[Extracted data entries]
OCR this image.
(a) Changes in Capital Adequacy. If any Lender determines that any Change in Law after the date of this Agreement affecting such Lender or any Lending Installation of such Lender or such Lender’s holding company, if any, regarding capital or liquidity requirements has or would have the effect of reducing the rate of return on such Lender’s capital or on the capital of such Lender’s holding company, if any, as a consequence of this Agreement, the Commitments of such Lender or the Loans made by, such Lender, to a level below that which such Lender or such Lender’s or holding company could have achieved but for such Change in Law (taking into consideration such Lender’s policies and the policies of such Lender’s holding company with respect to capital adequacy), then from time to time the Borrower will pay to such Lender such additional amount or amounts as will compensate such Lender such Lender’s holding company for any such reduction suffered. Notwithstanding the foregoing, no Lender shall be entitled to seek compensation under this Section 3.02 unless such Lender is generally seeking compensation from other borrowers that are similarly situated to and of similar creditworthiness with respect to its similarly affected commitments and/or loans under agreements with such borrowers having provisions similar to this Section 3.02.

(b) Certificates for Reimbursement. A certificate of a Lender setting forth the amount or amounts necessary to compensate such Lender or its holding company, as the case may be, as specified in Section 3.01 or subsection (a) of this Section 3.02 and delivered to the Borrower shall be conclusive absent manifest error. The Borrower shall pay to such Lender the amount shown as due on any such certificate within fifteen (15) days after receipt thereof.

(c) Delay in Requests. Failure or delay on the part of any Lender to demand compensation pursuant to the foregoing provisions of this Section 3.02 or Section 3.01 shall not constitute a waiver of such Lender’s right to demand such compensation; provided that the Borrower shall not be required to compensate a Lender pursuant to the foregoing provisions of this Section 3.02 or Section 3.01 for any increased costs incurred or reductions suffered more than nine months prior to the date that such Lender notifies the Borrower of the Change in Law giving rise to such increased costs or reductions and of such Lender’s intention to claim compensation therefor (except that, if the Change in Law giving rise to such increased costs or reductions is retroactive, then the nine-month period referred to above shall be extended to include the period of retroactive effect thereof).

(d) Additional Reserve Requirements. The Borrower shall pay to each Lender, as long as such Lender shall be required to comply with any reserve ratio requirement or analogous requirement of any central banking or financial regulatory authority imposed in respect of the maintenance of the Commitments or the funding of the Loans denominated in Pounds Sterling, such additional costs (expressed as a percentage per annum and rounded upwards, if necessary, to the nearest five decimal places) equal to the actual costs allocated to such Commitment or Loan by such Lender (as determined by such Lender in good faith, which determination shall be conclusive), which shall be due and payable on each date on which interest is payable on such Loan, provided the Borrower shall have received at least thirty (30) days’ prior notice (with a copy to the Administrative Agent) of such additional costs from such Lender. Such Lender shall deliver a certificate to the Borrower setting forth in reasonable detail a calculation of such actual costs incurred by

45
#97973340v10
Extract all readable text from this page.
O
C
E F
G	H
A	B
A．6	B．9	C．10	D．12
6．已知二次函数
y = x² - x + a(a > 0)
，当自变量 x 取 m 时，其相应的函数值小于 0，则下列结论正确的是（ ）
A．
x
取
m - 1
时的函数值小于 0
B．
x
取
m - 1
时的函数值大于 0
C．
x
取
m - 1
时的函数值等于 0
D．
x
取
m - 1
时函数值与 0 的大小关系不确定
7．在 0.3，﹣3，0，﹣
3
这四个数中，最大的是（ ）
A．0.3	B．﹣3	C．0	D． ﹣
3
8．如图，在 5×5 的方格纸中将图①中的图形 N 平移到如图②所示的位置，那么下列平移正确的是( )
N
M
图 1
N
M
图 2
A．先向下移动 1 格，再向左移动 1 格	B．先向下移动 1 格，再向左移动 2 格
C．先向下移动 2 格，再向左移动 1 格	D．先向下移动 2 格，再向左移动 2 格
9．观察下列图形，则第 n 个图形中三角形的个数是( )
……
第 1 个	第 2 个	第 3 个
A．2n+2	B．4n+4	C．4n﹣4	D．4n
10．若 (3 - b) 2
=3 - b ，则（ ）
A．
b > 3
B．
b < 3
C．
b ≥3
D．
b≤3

EXERCISE REQUIREMENTS:
Repeat the material word for word, in full.

WRITTEN ANSWER:
OCR this image.
(a) Changes in Capital Adequacy. If any Lender determines that any Change in Law after the date of this Agreement affecting such Lender or any Lending Installation of such Lender or such Lender’s holding company, if any, regarding capital or liquidity requirements has or would have the effect of reducing the rate of return on such Lender’s capital or on the capital of such Lender’s holding company, if any, as a consequence of this Agreement, the Commitments of such Lender or the Loans made by, such Lender, to a level below that which such Lender or such Lender’s or holding company could have achieved but for such Change in Law (taking into consideration such Lender’s policies and the policies of such Lender’s holding company with respect to capital adequacy), then from time to time the Borrower will pay to such Lender such additional amount or amounts as will compensate such Lender such Lender’s holding company for any such reduction suffered. Notwithstanding the foregoing, no Lender shall be entitled to seek compensation under this Section 3.02 unless such Lender is generally seeking compensation from other borrowers that are similarly situated to and of similar creditworthiness with respect to its similarly affected commitments and/or loans under agreements with such borrowers having provisions similar to this Section 3.02.

(b) Certificates for Reimbursement. A certificate of a Lender setting forth the amount or amounts necessary to compensate such Lender or its holding company, as the case may be, as specified in Section 3.01 or subsection (a) of this Section 3.02 and delivered to the Borrower shall be conclusive absent manifest error. The Borrower shall pay to such Lender the amount shown as due on any such certificate within fifteen (15) days after receipt thereof.

(c) Delay in Requests. Failure or delay on the part of any Lender to demand compensation pursuant to the foregoing provisions of this Section 3.02 or Section 3.01 shall not constitute a waiver of such Lender’s right to demand such compensation; provided that the Borrower shall not be required to compensate a Lender pursuant to the foregoing provisions of this Section 3.02 or Section 3.01 for any increased costs incurred or reductions suffered more than nine months prior to the date that such Lender notifies the Borrower of the Change in Law giving rise to such increased costs or reductions and of such Lender’s intention to claim compensation therefor (except that, if the Change in Law giving rise to such increased costs or reductions is retroactive, then the nine-month period referred to above shall be extended to include the period of retroactive effect thereof).

(d) Additional Reserve Requirements. The Borrower shall pay to each Lender, as long as such Lender shall be required to comply with any reserve ratio requirement or analogous requirement of any central banking or financial regulatory authority imposed in respect of the maintenance of the Commitments or the funding of the Loans denominated in Pounds Sterling, such additional costs (expressed as a percentage per annum and rounded upwards, if necessary, to the nearest five decimal places) equal to the actual costs allocated to such Commitment or Loan by such Lender (as determined by such Lender in good faith, which determination shall be conclusive), which shall be due and payable on each date on which interest is payable on such Loan, provided the Borrower shall have received at least thirty (30) days’ prior notice (with a copy to the Administrative Agent) of such additional costs from such Lender. Such Lender shall deliver a certificate to the Borrower setting forth in reasonable detail a calculation of such actual costs incurred by

45
#97973340v10
Extract all readable text from this page.
O
C
E F
G	H
A	B
A．6	B．9	C．10	D．12
6．已知二次函数
y = x² - x + a(a > 0)
，当自变量 x 取 m 时，其相应的函数值小于 0，则下列结论正确的是（ ）
A．
x
取
m - 1
时的函数值小于 0
B．
x
取
m - 1
时的函数值大于 0
C．
x
取
m - 1
时的函数值等于 0
D．
x
取
m - 1
时函数值与 0 的大小关系不确定
7．在 0.3，﹣3，0，﹣
3
这四个数中，最大的是（ ）
A．0.3	B．﹣3	C．0	D． ﹣
3
8．如图，在 5×5 的方格纸中将图①中的图形 N 平移到如图②所示的位置，那么下列平移正确的是( )
N
M
图 1
N
M
图 2
A．先向下移动 1 格，再向左移动 1 格	B．先向下移动 1 格，再向左移动 2 格
C．先向下移动 2 格，再向左移动 1 格	D．先向下移动 2 格，再向左移动 2 格
9．观察下列图形，则第 n 个图形中三角形的个数是( )
……
第 1 个	第 2 个	第 3 个
A．2n+2	B．4n+4	C．4n﹣4	D．4n
10．若 (3 - b) 2
=3 - b ，则（ ）
A．
b > 3
B．
b < 3
C．
b ≥3
D．
b≤3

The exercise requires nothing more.